-- START OF Dataset entries --

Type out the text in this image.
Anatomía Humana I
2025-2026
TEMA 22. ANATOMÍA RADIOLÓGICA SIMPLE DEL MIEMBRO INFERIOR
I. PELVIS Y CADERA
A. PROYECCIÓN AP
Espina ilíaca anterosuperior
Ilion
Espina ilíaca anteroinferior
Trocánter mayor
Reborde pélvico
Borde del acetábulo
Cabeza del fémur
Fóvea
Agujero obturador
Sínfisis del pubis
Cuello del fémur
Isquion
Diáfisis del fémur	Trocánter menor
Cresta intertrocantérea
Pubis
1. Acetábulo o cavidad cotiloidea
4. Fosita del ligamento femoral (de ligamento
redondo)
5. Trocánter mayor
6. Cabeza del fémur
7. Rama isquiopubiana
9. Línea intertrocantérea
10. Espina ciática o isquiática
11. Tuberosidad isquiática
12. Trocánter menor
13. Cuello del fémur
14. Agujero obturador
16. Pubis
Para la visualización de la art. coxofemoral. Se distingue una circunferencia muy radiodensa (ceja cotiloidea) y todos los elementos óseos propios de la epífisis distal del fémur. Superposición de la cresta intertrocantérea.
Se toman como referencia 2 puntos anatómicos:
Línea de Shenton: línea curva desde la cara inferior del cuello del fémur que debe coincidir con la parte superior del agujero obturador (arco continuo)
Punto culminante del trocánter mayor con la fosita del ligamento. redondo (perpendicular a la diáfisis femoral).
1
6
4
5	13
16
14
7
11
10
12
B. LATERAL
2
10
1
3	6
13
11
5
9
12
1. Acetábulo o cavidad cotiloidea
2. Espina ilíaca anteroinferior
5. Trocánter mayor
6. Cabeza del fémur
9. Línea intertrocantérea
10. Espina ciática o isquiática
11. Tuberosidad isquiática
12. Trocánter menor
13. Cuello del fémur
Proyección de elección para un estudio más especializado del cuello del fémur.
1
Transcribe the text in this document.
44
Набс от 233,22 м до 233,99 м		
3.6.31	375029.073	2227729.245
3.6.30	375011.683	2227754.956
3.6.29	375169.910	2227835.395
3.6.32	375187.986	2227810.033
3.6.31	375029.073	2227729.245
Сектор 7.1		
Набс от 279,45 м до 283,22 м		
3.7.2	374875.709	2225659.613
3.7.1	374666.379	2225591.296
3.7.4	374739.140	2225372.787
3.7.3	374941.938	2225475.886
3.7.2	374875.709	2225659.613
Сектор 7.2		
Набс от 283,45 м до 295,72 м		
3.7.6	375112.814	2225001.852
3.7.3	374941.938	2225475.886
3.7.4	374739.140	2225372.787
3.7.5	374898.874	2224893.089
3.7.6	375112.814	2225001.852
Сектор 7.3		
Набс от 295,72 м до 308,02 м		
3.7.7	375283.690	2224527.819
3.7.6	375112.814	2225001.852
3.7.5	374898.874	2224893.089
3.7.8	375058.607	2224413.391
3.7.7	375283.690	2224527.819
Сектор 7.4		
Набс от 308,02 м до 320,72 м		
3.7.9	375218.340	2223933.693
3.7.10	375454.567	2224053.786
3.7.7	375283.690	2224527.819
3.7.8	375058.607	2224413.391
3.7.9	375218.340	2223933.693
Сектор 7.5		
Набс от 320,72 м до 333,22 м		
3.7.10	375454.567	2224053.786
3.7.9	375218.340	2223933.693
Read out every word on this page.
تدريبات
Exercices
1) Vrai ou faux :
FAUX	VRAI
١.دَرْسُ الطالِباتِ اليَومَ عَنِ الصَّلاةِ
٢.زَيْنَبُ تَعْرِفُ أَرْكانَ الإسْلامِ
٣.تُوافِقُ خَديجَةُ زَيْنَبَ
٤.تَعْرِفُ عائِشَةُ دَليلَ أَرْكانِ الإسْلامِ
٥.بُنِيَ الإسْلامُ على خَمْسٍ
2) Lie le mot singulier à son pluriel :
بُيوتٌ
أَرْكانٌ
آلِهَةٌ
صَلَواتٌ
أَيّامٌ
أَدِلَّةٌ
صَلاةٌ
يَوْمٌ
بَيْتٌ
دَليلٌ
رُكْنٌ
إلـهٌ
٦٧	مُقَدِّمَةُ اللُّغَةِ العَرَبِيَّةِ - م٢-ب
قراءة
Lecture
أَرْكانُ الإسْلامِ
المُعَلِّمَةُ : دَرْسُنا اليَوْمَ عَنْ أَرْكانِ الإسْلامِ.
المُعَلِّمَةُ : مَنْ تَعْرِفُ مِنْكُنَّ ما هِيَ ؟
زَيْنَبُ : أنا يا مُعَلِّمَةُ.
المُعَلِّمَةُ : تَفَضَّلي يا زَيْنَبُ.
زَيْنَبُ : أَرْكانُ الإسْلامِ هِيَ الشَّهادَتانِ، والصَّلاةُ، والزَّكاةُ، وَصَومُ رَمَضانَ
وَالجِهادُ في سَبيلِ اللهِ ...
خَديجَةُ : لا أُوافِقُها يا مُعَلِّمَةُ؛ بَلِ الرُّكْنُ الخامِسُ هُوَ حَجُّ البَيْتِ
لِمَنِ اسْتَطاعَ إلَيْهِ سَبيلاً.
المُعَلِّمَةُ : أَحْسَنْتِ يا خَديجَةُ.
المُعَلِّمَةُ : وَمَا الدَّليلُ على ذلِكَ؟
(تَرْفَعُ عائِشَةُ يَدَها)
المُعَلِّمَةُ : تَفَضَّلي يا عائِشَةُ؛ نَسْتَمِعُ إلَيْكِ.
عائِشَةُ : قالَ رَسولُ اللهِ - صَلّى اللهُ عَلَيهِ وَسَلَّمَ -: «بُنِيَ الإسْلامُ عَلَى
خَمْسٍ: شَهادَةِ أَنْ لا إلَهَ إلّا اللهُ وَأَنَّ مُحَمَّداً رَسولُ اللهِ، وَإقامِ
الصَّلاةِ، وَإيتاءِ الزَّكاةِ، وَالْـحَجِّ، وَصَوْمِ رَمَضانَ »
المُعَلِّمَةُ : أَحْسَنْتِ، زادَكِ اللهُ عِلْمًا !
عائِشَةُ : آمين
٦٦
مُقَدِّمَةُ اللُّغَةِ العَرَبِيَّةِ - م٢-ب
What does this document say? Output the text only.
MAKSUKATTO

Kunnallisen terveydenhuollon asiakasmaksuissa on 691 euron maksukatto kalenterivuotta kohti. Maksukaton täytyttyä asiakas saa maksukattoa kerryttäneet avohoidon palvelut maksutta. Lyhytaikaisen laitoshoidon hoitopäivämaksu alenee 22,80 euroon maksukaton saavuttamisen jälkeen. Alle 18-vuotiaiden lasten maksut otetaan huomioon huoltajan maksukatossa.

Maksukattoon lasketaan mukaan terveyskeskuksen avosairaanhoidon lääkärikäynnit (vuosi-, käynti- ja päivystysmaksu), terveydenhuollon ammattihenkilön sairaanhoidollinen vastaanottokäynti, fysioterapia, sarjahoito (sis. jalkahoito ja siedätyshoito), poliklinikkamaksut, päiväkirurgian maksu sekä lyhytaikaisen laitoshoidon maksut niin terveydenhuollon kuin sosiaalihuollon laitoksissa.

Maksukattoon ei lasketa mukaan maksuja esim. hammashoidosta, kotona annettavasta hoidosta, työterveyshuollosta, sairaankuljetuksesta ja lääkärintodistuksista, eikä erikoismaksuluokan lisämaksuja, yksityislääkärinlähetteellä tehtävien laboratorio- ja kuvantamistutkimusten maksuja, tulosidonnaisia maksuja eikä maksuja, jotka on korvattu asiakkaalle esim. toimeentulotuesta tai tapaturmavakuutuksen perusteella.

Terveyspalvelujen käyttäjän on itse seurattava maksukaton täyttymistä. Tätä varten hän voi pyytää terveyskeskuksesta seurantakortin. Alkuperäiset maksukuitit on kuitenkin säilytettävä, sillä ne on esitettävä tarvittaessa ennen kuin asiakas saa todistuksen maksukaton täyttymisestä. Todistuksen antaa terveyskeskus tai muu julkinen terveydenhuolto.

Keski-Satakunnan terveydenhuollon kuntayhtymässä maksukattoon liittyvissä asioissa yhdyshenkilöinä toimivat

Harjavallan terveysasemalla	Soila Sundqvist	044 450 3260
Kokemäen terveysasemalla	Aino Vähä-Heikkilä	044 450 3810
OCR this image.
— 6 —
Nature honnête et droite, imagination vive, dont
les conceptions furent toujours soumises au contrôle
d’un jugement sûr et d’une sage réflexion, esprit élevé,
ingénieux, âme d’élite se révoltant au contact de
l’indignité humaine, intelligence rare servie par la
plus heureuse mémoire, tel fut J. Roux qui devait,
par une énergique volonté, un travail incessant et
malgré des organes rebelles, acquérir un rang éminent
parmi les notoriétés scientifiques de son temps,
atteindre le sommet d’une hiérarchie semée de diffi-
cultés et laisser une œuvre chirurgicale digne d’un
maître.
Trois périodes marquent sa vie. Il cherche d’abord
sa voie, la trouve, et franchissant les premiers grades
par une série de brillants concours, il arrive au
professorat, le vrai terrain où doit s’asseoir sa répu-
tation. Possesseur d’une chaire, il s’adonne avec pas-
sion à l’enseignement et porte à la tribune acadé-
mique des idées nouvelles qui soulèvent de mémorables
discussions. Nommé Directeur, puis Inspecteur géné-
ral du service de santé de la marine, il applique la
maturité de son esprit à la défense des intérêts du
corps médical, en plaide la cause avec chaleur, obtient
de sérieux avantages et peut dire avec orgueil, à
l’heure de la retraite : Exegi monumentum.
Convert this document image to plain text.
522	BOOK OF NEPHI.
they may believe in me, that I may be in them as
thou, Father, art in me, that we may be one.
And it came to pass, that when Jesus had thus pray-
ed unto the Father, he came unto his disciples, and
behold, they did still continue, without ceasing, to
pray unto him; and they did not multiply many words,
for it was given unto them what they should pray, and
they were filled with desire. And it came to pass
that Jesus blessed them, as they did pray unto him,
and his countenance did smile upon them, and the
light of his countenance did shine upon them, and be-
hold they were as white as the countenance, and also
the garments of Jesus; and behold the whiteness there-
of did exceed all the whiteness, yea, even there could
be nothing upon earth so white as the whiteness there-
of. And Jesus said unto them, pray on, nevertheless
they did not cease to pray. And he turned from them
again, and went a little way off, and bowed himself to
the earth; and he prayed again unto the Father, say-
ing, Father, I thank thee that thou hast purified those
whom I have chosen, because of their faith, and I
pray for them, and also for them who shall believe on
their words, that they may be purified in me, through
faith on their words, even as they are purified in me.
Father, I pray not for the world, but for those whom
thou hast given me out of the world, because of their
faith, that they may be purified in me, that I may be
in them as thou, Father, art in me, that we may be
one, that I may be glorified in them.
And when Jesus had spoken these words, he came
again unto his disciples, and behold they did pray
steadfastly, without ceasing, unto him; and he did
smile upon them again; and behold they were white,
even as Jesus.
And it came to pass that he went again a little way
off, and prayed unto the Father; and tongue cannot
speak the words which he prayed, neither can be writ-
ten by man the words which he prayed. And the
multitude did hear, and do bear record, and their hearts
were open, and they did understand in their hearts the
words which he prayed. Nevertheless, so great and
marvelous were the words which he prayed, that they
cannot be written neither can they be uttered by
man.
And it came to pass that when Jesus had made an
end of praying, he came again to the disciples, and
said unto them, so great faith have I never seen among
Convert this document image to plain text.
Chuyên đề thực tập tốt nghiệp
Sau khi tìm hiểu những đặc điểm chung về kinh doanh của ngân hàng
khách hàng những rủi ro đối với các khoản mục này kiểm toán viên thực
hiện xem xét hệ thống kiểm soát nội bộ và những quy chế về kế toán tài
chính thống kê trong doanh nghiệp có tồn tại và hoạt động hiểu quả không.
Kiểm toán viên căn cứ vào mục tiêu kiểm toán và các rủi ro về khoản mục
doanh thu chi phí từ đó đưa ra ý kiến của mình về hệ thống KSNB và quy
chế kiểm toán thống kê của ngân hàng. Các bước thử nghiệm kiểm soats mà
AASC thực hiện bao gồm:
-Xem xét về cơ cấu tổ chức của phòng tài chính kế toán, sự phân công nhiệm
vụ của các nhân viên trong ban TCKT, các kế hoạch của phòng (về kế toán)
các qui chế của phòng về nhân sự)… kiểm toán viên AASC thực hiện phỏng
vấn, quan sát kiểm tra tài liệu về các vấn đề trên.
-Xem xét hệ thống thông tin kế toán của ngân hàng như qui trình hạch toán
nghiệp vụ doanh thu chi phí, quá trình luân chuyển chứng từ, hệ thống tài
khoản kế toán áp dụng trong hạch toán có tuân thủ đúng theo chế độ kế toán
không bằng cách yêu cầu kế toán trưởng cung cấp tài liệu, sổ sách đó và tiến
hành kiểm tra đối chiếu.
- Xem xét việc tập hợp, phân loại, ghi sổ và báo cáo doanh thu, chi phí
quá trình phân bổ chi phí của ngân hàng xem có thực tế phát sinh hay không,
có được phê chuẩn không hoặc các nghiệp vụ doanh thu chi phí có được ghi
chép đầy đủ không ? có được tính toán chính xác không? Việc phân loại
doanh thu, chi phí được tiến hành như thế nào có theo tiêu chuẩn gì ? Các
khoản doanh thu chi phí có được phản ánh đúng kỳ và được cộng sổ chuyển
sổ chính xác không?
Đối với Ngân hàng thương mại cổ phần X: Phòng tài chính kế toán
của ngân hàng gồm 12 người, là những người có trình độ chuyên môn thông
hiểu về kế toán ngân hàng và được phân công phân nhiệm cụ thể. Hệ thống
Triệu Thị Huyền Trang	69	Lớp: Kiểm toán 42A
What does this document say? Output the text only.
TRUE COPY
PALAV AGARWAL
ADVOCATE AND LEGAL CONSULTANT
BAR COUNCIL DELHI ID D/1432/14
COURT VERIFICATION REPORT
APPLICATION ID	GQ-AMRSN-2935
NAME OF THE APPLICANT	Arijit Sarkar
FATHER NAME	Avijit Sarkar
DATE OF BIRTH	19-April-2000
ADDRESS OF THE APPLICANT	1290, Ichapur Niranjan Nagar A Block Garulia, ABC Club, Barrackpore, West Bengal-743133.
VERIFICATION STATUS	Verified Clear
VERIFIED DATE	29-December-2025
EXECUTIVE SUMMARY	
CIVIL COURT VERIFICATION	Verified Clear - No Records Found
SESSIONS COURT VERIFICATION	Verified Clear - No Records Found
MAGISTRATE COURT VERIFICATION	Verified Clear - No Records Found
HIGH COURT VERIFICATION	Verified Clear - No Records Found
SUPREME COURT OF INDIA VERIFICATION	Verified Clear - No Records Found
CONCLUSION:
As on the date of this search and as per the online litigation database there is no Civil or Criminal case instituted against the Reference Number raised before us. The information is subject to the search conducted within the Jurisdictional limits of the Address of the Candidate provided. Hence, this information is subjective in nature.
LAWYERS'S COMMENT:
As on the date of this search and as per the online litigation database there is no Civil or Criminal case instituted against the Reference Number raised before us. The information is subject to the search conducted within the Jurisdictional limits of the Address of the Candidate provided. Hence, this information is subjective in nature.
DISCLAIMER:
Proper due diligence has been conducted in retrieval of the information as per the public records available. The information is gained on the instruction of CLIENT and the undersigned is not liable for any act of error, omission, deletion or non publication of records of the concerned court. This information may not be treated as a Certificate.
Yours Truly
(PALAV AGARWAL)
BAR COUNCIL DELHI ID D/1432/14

-- END OF Dataset entries --

> [Stated task]:
Review the preceding data and report every line that includes the string "không".

> [Right answer]:
chính thống kê trong doanh nghiệp có tồn tại và hoạt động hiểu quả không.
không bằng cách yêu cầu kế toán trưởng cung cấp tài liệu, sổ sách đó và tiến
quá trình phân bổ chi phí của ngân hàng xem có thực tế phát sinh hay không,
có được phê chuẩn không hoặc các nghiệp vụ doanh thu chi phí có được ghi
chép đầy đủ không ? có được tính toán chính xác không? Việc phân loại
sổ chính xác không?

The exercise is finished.